**Prompt**.
Write the material out again exactly as it stands.

(Data items)

((

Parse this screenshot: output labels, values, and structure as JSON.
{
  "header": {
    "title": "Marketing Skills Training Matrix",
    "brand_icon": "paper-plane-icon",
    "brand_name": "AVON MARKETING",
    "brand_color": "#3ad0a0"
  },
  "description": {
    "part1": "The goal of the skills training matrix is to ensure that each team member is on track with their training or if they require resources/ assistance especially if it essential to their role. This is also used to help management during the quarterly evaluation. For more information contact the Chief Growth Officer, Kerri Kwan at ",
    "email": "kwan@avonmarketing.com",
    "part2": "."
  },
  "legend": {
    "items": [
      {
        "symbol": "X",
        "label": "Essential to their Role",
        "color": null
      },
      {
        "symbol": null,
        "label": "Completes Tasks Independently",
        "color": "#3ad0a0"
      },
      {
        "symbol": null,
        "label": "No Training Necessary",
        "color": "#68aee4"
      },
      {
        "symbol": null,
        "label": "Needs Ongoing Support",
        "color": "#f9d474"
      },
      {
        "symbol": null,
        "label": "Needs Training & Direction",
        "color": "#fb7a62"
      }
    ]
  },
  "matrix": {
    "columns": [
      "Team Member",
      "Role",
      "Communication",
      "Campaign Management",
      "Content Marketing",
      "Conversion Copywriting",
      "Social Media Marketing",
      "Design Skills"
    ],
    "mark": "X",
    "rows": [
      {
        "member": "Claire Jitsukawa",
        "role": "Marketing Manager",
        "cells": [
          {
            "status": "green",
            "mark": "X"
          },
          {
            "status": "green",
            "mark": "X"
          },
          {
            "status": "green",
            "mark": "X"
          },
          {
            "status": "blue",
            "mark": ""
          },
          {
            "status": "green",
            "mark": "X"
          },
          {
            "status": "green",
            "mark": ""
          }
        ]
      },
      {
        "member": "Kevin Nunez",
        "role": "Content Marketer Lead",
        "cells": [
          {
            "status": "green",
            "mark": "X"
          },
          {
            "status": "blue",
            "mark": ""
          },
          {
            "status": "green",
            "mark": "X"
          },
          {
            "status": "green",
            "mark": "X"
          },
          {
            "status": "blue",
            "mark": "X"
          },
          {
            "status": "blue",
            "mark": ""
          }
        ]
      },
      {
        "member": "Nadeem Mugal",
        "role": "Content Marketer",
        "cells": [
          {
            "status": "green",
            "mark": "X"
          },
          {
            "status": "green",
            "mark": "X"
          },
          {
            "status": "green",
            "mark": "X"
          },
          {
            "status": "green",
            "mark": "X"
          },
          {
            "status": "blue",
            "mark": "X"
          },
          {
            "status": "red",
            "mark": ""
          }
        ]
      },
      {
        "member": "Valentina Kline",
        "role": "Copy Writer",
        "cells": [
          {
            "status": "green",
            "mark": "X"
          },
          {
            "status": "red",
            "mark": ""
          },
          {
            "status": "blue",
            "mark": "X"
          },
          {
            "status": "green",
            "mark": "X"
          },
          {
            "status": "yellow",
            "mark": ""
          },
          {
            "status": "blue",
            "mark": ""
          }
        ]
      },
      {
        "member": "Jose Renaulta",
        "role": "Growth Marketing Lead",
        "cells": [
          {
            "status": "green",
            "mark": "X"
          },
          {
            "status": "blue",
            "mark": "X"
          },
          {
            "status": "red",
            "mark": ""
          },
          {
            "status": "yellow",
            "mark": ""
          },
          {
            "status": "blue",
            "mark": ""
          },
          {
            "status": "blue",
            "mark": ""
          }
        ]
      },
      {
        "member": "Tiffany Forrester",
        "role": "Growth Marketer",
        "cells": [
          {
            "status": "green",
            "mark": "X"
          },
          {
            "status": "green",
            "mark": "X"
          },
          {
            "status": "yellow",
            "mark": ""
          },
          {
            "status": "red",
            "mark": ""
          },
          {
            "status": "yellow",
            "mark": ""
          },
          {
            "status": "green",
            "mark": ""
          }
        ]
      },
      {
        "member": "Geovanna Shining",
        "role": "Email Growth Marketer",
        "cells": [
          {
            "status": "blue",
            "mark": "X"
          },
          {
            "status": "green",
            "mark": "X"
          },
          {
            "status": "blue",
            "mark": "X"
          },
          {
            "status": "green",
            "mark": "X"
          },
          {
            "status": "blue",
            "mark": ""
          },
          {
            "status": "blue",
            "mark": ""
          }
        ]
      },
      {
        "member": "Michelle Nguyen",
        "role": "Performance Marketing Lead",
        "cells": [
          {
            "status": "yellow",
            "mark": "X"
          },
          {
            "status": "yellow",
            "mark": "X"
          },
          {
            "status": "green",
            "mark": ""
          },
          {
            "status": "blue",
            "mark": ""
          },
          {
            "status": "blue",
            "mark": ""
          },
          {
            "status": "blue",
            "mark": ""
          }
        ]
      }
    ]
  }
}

))

**Exercise response**.
Parse this screenshot: output labels, values, and structure as JSON.
{
  "header": {
    "title": "Marketing Skills Training Matrix",
    "brand_icon": "paper-plane-icon",
    "brand_name": "AVON MARKETING",
    "brand_color": "#3ad0a0"
  },
  "description": {
    "part1": "The goal of the skills training matrix is to ensure that each team member is on track with their training or if they require resources/ assistance especially if it essential to their role. This is also used to help management during the quarterly evaluation. For more information contact the Chief Growth Officer, Kerri Kwan at ",
    "email": "kwan@avonmarketing.com",
    "part2": "."
  },
  "legend": {
    "items": [
      {
        "symbol": "X",
        "label": "Essential to their Role",
        "color": null
      },
      {
        "symbol": null,
        "label": "Completes Tasks Independently",
        "color": "#3ad0a0"
      },
      {
        "symbol": null,
        "label": "No Training Necessary",
        "color": "#68aee4"
      },
      {
        "symbol": null,
        "label": "Needs Ongoing Support",
        "color": "#f9d474"
      },
      {
        "symbol": null,
        "label": "Needs Training & Direction",
        "color": "#fb7a62"
      }
    ]
  },
  "matrix": {
    "columns": [
      "Team Member",
      "Role",
      "Communication",
      "Campaign Management",
      "Content Marketing",
      "Conversion Copywriting",
      "Social Media Marketing",
      "Design Skills"
    ],
    "mark": "X",
    "rows": [
      {
        "member": "Claire Jitsukawa",
        "role": "Marketing Manager",
        "cells": [
          {
            "status": "green",
            "mark": "X"
          },
          {
            "status": "green",
            "mark": "X"
          },
          {
            "status": "green",
            "mark": "X"
          },
          {
            "status": "blue",
            "mark": ""
          },
          {
            "status": "green",
            "mark": "X"
          },
          {
            "status": "green",
            "mark": ""
          }
        ]
      },
      {
        "member": "Kevin Nunez",
        "role": "Content Marketer Lead",
        "cells": [
          {
            "status": "green",
            "mark": "X"
          },
          {
            "status": "blue",
            "mark": ""
          },
          {
            "status": "green",
            "mark": "X"
          },
          {
            "status": "green",
            "mark": "X"
          },
          {
            "status": "blue",
            "mark": "X"
          },
          {
            "status": "blue",
            "mark": ""
          }
        ]
      },
      {
        "member": "Nadeem Mugal",
        "role": "Content Marketer",
        "cells": [
          {
            "status": "green",
            "mark": "X"
          },
          {
            "status": "green",
            "mark": "X"
          },
          {
            "status": "green",
            "mark": "X"
          },
          {
            "status": "green",
            "mark": "X"
          },
          {
            "status": "blue",
            "mark": "X"
          },
          {
            "status": "red",
            "mark": ""
          }
        ]
      },
      {
        "member": "Valentina Kline",
        "role": "Copy Writer",
        "cells": [
          {
            "status": "green",
            "mark": "X"
          },
          {
            "status": "red",
            "mark": ""
          },
          {
            "status": "blue",
            "mark": "X"
          },
          {
            "status": "green",
            "mark": "X"
          },
          {
            "status": "yellow",
            "mark": ""
          },
          {
            "status": "blue",
            "mark": ""
          }
        ]
      },
      {
        "member": "Jose Renaulta",
        "role": "Growth Marketing Lead",
        "cells": [
          {
            "status": "green",
            "mark": "X"
          },
          {
            "status": "blue",
            "mark": "X"
          },
          {
            "status": "red",
            "mark": ""
          },
          {
            "status": "yellow",
            "mark": ""
          },
          {
            "status": "blue",
            "mark": ""
          },
          {
            "status": "blue",
            "mark": ""
          }
        ]
      },
      {
        "member": "Tiffany Forrester",
        "role": "Growth Marketer",
        "cells": [
          {
            "status": "green",
            "mark": "X"
          },
          {
            "status": "green",
            "mark": "X"
          },
          {
            "status": "yellow",
            "mark": ""
          },
          {
            "status": "red",
            "mark": ""
          },
          {
            "status": "yellow",
            "mark": ""
          },
          {
            "status": "green",
            "mark": ""
          }
        ]
      },
      {
        "member": "Geovanna Shining",
        "role": "Email Growth Marketer",
        "cells": [
          {
            "status": "blue",
            "mark": "X"
          },
          {
            "status": "green",
            "mark": "X"
          },
          {
            "status": "blue",
            "mark": "X"
          },
          {
            "status": "green",
            "mark": "X"
          },
          {
            "status": "blue",
            "mark": ""
          },
          {
            "status": "blue",
            "mark": ""
          }
        ]
      },
      {
        "member": "Michelle Nguyen",
        "role": "Performance Marketing Lead",
        "cells": [
          {
            "status": "yellow",
            "mark": "X"
          },
          {
            "status": "yellow",
            "mark": "X"
          },
          {
            "status": "green",
            "mark": ""
          },
          {
            "status": "blue",
            "mark": ""
          },
          {
            "status": "blue",
            "mark": ""
          },
          {
            "status": "blue",
            "mark": ""
          }
        ]
      }
    ]
  }
}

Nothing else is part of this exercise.